* [Requirement]: Write out the entire listing below exactly, with the pictures left out.
## BEGIN
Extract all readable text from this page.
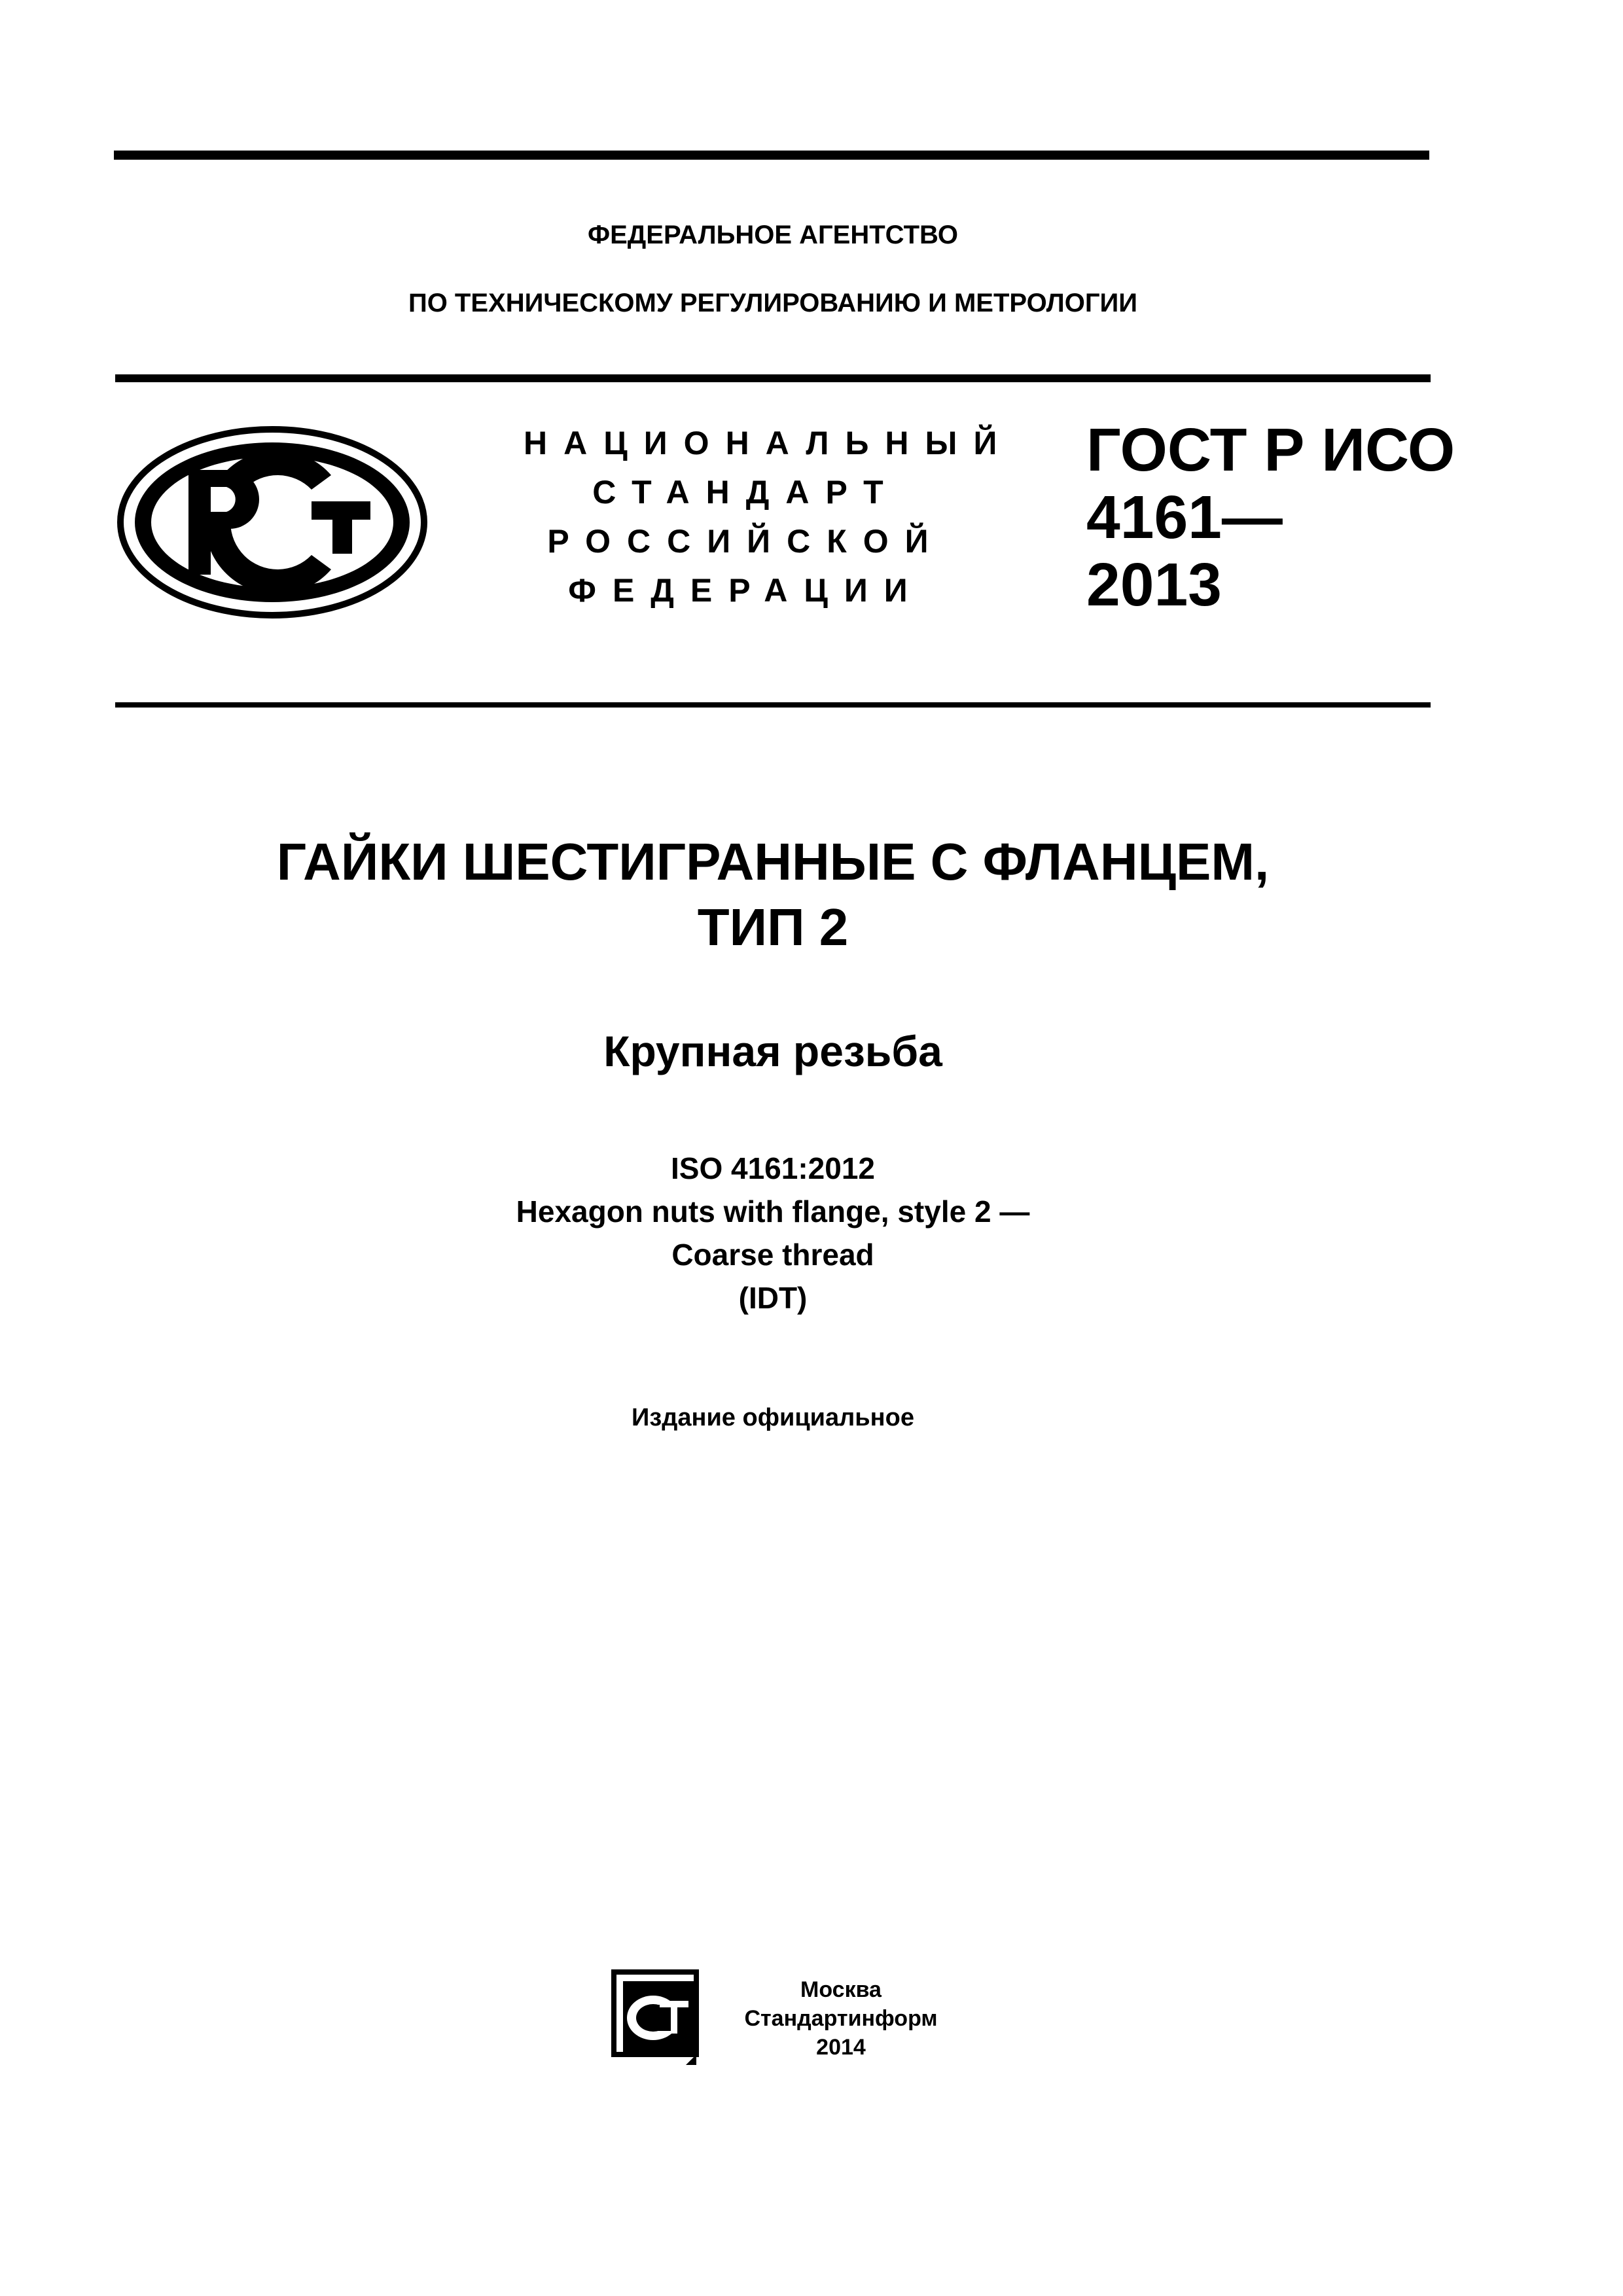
ФЕДЕРАЛЬНОЕ АГЕНТСТВО
ПО ТЕХНИЧЕСКОМУ РЕГУЛИРОВАНИЮ И МЕТРОЛОГИИ
НАЦИОНАЛЬНЫЙ
СТАНДАРТ
РОССИЙСКОЙ
ФЕДЕРАЦИИ
ГОСТ Р ИСО
4161—
2013
ГАЙКИ ШЕСТИГРАННЫЕ С ФЛАНЦЕМ,
ТИП 2
Крупная резьба
ISO 4161:2012
Hexagon nuts with flange, style 2 —
Coarse thread
(IDT)
Издание официальное
Москва
Стандартинформ
2014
## END
* [Reply to the task]:
Extract all readable text from this page.
ФЕДЕРАЛЬНОЕ АГЕНТСТВО
ПО ТЕХНИЧЕСКОМУ РЕГУЛИРОВАНИЮ И МЕТРОЛОГИИ
НАЦИОНАЛЬНЫЙ
СТАНДАРТ
РОССИЙСКОЙ
ФЕДЕРАЦИИ
ГОСТ Р ИСО
4161—
2013
ГАЙКИ ШЕСТИГРАННЫЕ С ФЛАНЦЕМ,
ТИП 2
Крупная резьба
ISO 4161:2012
Hexagon nuts with flange, style 2 —
Coarse thread
(IDT)
Издание официальное
Москва
Стандартинформ
2014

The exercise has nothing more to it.